TASKS TO PERFORM:
1. In the patent claims passage, what material is the first elongated end plate of the chamber made of?
2. Continue the patent claims passage from where it ends.

PASSAGE PROVIDED:
┏━━
Assistant Examiner: Beyer; James E.
Attorney, Agent or Firm: Squillaro; Jerome C., Moore, Jr.; Charles L.
Claims
What is claimed is:
1. A method for increasing response to low intensity radiation in a
radiation detector having a housing surrounding a chamber, a window
adjoining the chamber and a first slot formed in one side of the chamber
for admitting a circuit board into the chamber, the board supporting an
array of elongated detector elements on a surface thereof, an electrically
conductive plate within the chamber and substantially parallel with the
array of detector elements, sealant means in the slot surrounding the
circuit board for providing a gas impervious seal, an ionizable gas
contained in the chamber under high pressure and a collimator comprising a
pair of spaced parallel plates mounted in a collimator support and
positioned outside the chamber for directing ionizing radiation through
the window for detection, the method comprising the steps of:
reducing the window thickness to a value below that required to withstand
gas pressure in the chamber without distortion; and
clamping the collimator support to the housing and against the window such
that a major portion of the window abuts the collimator support and is
externally supported thereby, the collimator support having a second slot
formed therein of a selected width to prevent the window from being
distorted by the high pressure ionizable gas.
2. The method of claim 1 and further including the step of orienting the
collimator support whereby the collimator abuts the window, the collimator
having a selected spacing between its plates to prevent the window from
being bowed outwardly by the high pressure ionizable gas.
3. The method of claim 1 wherein the chamber comprises a first elongated
steel end plate having a first concavity formed therein and a second
elongated aluminum insert having a second concavity formed therein, the
chamber being formed by abutting the steel end plate with the aluminum
insert with the first and second concavities being aligned, the step of
reducing the window thickness comprising the step of machining material
from within said second concavity to reduce wall thickness of said insert.
┗━━
EXTRACTED MATERIAL:
┏━━
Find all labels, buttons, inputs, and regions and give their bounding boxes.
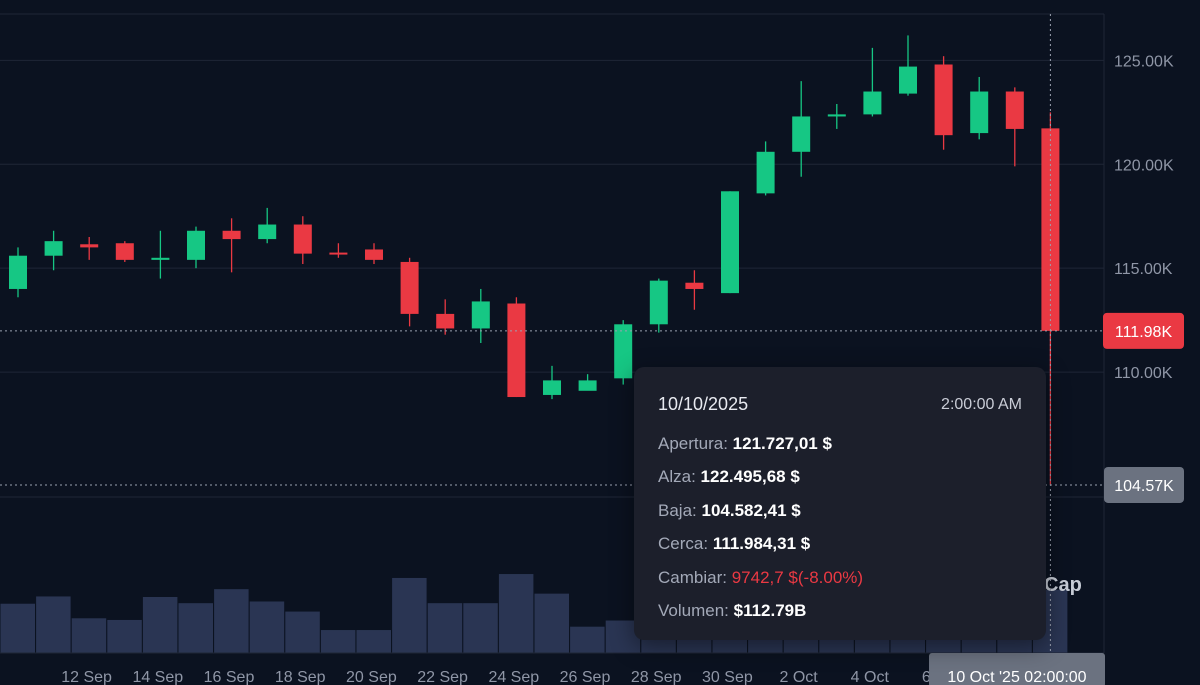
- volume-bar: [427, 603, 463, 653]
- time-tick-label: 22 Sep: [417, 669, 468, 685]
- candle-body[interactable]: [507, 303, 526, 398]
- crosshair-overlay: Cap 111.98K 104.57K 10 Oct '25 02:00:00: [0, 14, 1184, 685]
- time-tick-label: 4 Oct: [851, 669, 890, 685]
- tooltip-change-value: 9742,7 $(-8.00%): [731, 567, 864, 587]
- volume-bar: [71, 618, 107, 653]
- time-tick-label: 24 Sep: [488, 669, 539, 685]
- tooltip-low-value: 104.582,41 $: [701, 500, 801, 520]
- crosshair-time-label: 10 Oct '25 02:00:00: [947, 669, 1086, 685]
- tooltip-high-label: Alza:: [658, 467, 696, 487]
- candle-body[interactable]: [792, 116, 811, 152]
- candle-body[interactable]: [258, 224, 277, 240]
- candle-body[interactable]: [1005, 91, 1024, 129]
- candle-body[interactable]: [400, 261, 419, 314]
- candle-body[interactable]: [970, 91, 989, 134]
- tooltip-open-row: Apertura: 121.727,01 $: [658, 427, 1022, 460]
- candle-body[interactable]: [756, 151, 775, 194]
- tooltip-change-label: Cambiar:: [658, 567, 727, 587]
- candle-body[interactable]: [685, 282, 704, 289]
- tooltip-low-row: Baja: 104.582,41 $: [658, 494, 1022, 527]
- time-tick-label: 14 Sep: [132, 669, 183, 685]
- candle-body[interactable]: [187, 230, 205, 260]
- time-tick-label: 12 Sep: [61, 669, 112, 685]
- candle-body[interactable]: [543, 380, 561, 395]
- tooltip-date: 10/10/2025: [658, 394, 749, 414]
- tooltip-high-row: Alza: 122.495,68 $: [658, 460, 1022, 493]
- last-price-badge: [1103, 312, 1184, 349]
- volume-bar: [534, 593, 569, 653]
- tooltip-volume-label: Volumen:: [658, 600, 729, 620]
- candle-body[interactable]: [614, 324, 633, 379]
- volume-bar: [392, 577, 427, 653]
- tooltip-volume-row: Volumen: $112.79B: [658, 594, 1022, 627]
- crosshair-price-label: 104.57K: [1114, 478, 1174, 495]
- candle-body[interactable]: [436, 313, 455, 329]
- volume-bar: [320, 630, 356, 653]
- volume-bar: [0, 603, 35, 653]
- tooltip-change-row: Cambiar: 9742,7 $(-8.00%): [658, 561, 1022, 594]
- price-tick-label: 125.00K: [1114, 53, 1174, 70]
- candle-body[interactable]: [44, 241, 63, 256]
┗━━
ANSWERS FOR THE EXERCISE:
1. Steel.

2.
4. The method of claim 1 wherein the step of reducing window thickness
includes the step of removing window material until window thickness is
between about 0.03 and 0.01 inches.
5. The method of claim 1, wherein the selected width is about 0.02 inches.
6. The method of claim 2, wherein the selected spacing is about 0.01
inches.
7. Apparatus for increasing response to low intensity radiation in a
radiation detector having a housing surrounding a chamber, a window
adjoining the chamber and a slot formed in one side of the chamber for
admitting at least one circuit board into the chamber, the board
supporting an array of elongated detector elements on a surface thereof,
at least one electrically conductive plate within the chamber and
substantially parallel with the array of detector elements, sealant means
in the slot surrounding the circuit board for providing a gas impervious
seal, an ionizable gas contained in the chamber under high pressure and a
collimator mounted in a collimator support and positioned outside the
chamber for directing ionizing radiation through the window for detection,
the collimator, comprising:
a pair of spaced radiation attenuating bars defining a silt therebetween,
the bars being fastened within a recess in the collimator support;
the collimator support having a slot formed therein and extending through
the support from the slit; and
means clamping the collimator support to the housing and against the window
such that a major portion of the window abuts the collimator support and
is extremely support thereby to prevent the window from being distorted by
the high pressure ionizable gas, the window having a thickness less than
that required to withstand the gas pressure in the chamber without
distorting.
8. The apparatus of claim 5 and wherein the collimator support is oriented
such that the slot in the collimator abuts the window.
9. The apparatus of claim 5 wherein the chamber comprises a first elongated
steel end plate having a first concavity formed therein and a second
elongated aluminum insert having a second concavity formed therein, the
chamber being formed by abutting the steel end plate with the aluminum
insert with the first and second concavities being aligned, the collimator
support being oriented such that the collimator abuts the window.
10. The apparatus of claim 7 wherein the window has a thickness of about
0.01 inch.
11. The apparatus of claim 5, wherein the radiation attenuation bars are
spaced apart by about 0.01 inches.
12. The apparatus of claim 5, wherein the collimator support slot has a
width of about 0.02 inches.
Description
The present inVention relates to ionization detectors and, more
particularly, to such detectors as are used in X-ray tomography.
BACKGROUND OF THE INVENTION
An X-ray detector of the type for which the present invention is
particularly adapted is shown in U.S. Pat. Nos. 4,394,578 and 4,570,071.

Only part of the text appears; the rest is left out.